:: Request 1 ::
In the listing, take the part that opens with the line containing "Extract 43 of" and closes with the line containing "marks-label: (6 marks)", and rewrite it with "question-text" replaced by "prompt-text" and everything else unchanged. Leave the pictures out of your answer.

:: Document ::
%%
Image taken from this datasheet.
Image courtesy of Digi-Key.
All you need in addition to the solar cell and the charge pump is capacitance: an input capacitor, a capacitor for the charge-pump circuitry, and an output capacitor. It’s good to know that you can convert sunlight into a regulated 3.3 V supply with only one solar cell, one miniscule six-pin IC, and three capacitors. What’s even better is that all three capacitors can be the same value; this makes ordering the parts and assembling the board a little bit simpler.
The following schematic excerpt shows my design for a solar-powered 3.3 V power supply. I included four output capacitors; this enables me to add and remove caps as a way to experiment with the effects of higher or lower output capacitance. As mentioned above, though, only one output capacitor (minimum 2 µF) is required.
As you can see, it’s difficult to compete with the simplicity of this approach. The BOM has three line items, and the interconnections are very straightforward. All the capacitors can be surface-mount ceramic types; I recommend X7R. The hardest part is installing the LTC3204, which is not only tiny but also a no-leads package with a thermal pad. With the help of my hot-air gun and some low-temperature bismuth-based solder paste, I was able to get it done without too much difficulty.
Before I say any other positive things about this design, let’s review the negatives:
- It doesn’t have a supercapacitor or a battery; in other words, it has no means of long-term energy storage. This is a “works when the sun is shining” device.
- The charge-pump IC achieves proper regulation only when the solar cell is exposed to full sun. This was an unexpected limitation that I’ll explore further in the upcoming project article. The bottom line, as far as I can tell, is that only full sun generates enough solar-cell current to adequately supply the input current required by the LTC3204.
- Even under full-sun conditions, the available output current is quite low. The solar cell maxes out at 4.4 mA, which isn’t really enough for high-speed microcontroller operation, and my guess is that RF communication wouldn’t be too feasible either.
My board includes not just the solar-powered charge-pump supply but also a microcontroller circuit:
Click to enlarge.
- The microcontroller is an EFM8 Sleepy Bee from Silicon Labs. It requires only 90 µA of supply current when running at 32.768 kHz.
- A switch allows me to power the microcontroller from the solar-cell circuit or from the Silicon Labs USB debug adapter. The debug adapter provides 5 V, so you need an LDO (the Sleepy Bee’s VDD range is 1.8–3.6 V).
- The 32.768 kHz crystal allows me to achieve both low current consumption and high precision for real-time clock applications. No capacitors are required; you connect the crystal directly to the XTAL3 and XTAL4 pins and then configure the load capacitance via firmware.
The Charge Pump
The LTC3204 comes in four flavors: the (fixed) output voltage can be either 3.3 V or 5 V, and the part can operate in either burst mode or constant-frequency mode (there’s no “mode select” pin; you have to specify the part number that corresponds to the desired mode). I opted for burst mode. I’m not sure if this offers significant benefits in the context of solar power, but the “no-load input current” is much lower in burst mode, and this seemed like a beneficial feature considering my solar panel’s output-current limitations.
%%
:: Request 2 ::
Reproduce word for word the part of the solar charge-pump article that opens with the words containing "All you need" and closes with "little bit simpler.".

:: Records ::
%%
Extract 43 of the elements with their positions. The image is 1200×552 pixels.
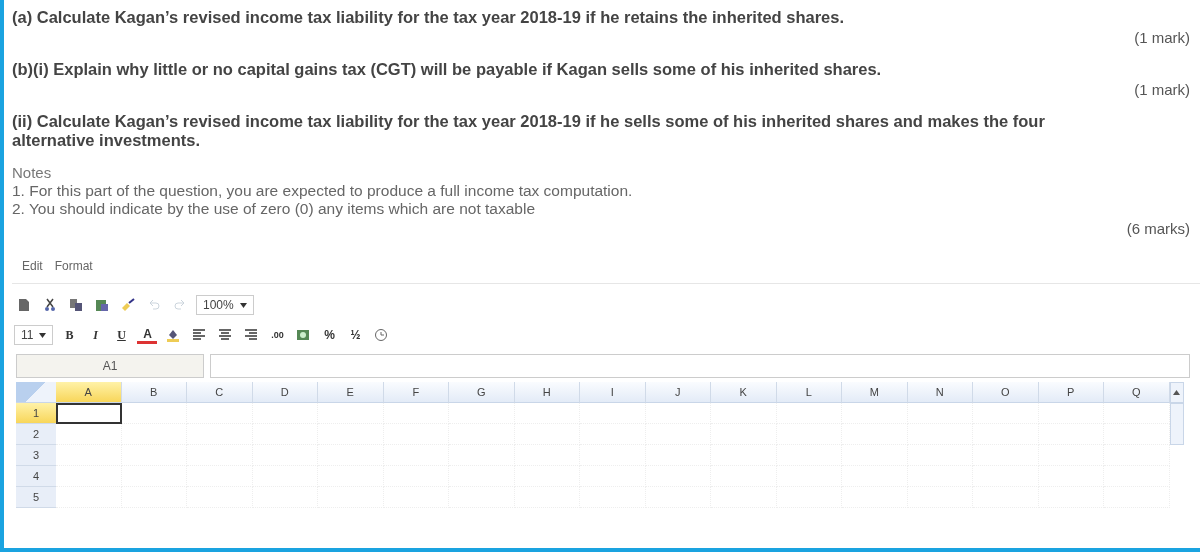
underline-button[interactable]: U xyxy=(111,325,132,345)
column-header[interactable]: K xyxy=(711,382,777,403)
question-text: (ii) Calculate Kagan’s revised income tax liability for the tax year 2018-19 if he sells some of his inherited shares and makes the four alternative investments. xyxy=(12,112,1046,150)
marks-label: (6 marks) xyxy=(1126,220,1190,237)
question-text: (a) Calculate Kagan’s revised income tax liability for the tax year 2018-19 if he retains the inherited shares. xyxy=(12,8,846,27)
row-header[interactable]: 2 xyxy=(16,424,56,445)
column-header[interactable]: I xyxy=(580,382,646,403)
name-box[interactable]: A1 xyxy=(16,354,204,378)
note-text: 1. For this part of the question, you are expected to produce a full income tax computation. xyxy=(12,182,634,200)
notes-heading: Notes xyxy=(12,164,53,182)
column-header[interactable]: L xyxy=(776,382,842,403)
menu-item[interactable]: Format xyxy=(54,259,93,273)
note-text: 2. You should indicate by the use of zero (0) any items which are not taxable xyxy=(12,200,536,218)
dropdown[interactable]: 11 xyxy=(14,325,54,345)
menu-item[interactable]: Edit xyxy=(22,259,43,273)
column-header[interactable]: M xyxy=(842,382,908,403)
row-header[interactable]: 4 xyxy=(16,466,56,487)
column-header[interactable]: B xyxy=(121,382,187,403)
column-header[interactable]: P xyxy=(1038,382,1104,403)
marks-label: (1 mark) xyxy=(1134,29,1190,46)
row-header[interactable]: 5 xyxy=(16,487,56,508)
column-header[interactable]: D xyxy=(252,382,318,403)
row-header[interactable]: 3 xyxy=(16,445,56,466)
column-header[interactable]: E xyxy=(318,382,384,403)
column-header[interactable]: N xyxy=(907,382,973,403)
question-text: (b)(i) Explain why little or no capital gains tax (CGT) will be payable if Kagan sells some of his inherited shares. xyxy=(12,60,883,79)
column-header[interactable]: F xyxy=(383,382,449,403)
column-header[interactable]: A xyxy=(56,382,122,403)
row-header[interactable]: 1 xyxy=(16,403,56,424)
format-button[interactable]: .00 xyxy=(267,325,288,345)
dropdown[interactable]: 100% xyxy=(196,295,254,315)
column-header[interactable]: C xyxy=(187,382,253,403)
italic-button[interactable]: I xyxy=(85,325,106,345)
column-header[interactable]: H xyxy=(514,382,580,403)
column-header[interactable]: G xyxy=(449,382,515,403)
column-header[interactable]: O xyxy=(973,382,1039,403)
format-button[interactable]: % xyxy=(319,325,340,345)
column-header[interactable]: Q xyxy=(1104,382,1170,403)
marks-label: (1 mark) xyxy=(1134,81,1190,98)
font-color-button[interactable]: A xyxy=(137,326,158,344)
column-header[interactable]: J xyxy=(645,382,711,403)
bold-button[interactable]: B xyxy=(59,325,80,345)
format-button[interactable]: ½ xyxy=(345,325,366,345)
%%
%%
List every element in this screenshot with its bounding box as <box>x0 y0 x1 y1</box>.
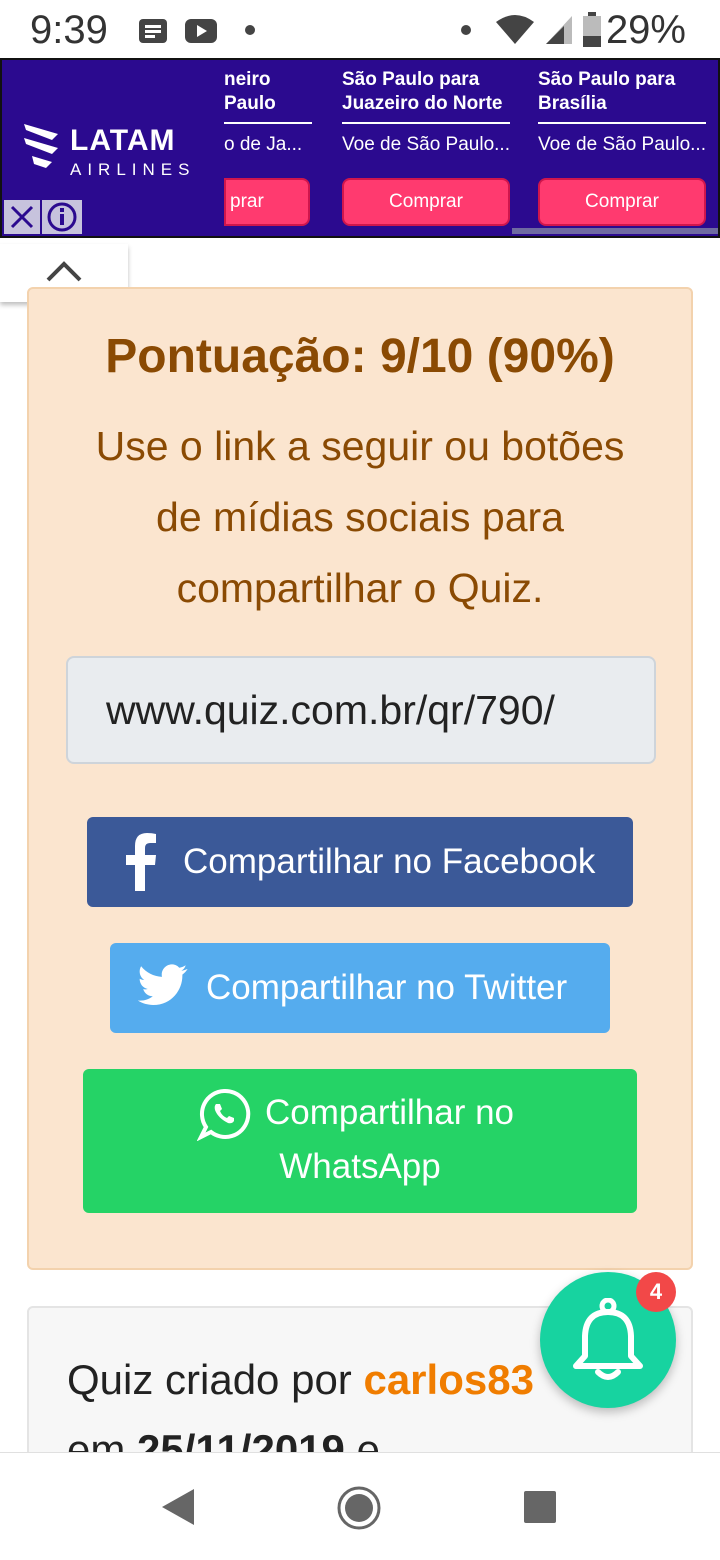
%%
%%
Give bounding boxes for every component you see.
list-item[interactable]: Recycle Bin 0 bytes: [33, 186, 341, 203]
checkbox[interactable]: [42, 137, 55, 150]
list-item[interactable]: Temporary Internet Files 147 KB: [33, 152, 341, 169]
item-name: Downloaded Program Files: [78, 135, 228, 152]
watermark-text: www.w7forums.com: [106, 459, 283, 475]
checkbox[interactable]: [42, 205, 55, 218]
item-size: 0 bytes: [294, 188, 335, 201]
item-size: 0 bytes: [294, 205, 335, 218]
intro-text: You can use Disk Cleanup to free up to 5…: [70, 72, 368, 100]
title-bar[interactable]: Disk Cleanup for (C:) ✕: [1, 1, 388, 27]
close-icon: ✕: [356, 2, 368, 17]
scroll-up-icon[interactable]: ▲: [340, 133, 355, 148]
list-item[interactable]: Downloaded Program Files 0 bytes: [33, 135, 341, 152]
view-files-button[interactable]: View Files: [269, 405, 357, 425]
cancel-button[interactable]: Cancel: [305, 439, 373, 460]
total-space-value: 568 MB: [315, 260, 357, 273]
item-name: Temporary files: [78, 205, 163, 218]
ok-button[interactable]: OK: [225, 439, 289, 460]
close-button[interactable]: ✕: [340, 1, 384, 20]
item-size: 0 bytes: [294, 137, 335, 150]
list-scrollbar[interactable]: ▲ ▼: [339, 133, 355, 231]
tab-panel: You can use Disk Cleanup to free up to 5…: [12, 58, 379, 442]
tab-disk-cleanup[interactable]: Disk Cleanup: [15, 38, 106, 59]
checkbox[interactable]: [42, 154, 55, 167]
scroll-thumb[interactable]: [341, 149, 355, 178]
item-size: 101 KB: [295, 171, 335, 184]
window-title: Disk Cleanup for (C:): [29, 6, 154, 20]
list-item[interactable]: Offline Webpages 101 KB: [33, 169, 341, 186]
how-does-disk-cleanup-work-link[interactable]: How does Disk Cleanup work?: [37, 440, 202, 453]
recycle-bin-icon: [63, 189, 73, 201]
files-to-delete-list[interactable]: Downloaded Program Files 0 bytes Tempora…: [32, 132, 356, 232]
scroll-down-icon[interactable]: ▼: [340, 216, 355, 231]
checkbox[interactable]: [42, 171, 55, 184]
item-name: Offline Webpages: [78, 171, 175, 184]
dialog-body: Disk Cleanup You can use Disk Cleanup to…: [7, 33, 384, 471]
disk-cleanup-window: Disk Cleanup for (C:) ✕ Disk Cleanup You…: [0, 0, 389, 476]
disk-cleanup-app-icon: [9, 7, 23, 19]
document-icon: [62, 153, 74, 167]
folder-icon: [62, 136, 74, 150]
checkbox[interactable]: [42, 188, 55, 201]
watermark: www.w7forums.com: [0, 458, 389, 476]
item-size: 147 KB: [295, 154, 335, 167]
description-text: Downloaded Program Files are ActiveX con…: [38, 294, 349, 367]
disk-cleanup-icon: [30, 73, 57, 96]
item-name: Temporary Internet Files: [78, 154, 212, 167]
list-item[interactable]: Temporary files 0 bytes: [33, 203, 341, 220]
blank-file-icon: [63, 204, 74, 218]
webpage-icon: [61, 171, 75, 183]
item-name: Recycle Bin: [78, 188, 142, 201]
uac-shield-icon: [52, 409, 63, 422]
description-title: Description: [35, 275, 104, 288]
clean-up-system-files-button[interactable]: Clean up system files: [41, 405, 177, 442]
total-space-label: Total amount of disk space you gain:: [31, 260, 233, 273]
%%
:: Output 1 ::
Extract 43 of the elements with their positions. The image is 1200×552 pixels.
underline-button[interactable]: U xyxy=(111,325,132,345)
column-header[interactable]: K xyxy=(711,382,777,403)
prompt-text: (ii) Calculate Kagan’s revised income tax liability for the tax year 2018-19 if he sells some of his inherited shares and makes the four alternative investments. xyxy=(12,112,1046,150)
marks-label: (6 marks) xyxy=(1126,220,1190,237)

:: Output 2 ::
All you need in addition to the solar cell and the charge pump is capacitance: an input capacitor, a capacitor for the charge-pump circuitry, and an output capacitor. It’s good to know that you can convert sunlight into a regulated 3.3 V supply with only one solar cell, one miniscule six-pin IC, and three capacitors. What’s even better is that all three capacitors can be the same value; this makes ordering the parts and assembling the board a little bit simpler.